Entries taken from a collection
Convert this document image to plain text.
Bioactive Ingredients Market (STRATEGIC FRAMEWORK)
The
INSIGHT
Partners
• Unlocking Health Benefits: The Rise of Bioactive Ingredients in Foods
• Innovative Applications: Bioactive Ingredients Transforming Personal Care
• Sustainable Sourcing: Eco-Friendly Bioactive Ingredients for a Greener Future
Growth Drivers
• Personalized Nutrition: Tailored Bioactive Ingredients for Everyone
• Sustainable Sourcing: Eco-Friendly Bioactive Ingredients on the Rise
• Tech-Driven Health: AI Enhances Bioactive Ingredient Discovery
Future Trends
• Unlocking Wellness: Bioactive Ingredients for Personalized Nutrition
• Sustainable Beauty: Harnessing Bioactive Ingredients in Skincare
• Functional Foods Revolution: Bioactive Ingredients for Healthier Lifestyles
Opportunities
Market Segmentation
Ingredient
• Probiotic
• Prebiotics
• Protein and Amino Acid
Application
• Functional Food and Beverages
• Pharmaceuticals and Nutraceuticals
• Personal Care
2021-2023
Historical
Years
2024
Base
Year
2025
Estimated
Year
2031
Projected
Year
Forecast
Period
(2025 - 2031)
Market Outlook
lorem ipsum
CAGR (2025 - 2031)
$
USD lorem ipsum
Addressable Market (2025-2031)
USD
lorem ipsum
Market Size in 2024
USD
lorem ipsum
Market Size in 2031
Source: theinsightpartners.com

◆ Exercise requirements ◆
To complete the exercise, print all of the entries exactly.

◆ Task response ◆
Convert this document image to plain text.
Bioactive Ingredients Market (STRATEGIC FRAMEWORK)
The
INSIGHT
Partners
• Unlocking Health Benefits: The Rise of Bioactive Ingredients in Foods
• Innovative Applications: Bioactive Ingredients Transforming Personal Care
• Sustainable Sourcing: Eco-Friendly Bioactive Ingredients for a Greener Future
Growth Drivers
• Personalized Nutrition: Tailored Bioactive Ingredients for Everyone
• Sustainable Sourcing: Eco-Friendly Bioactive Ingredients on the Rise
• Tech-Driven Health: AI Enhances Bioactive Ingredient Discovery
Future Trends
• Unlocking Wellness: Bioactive Ingredients for Personalized Nutrition
• Sustainable Beauty: Harnessing Bioactive Ingredients in Skincare
• Functional Foods Revolution: Bioactive Ingredients for Healthier Lifestyles
Opportunities
Market Segmentation
Ingredient
• Probiotic
• Prebiotics
• Protein and Amino Acid
Application
• Functional Food and Beverages
• Pharmaceuticals and Nutraceuticals
• Personal Care
2021-2023
Historical
Years
2024
Base
Year
2025
Estimated
Year
2031
Projected
Year
Forecast
Period
(2025 - 2031)
Market Outlook
lorem ipsum
CAGR (2025 - 2031)
$
USD lorem ipsum
Addressable Market (2025-2031)
USD
lorem ipsum
Market Size in 2024
USD
lorem ipsum
Market Size in 2031
Source: theinsightpartners.com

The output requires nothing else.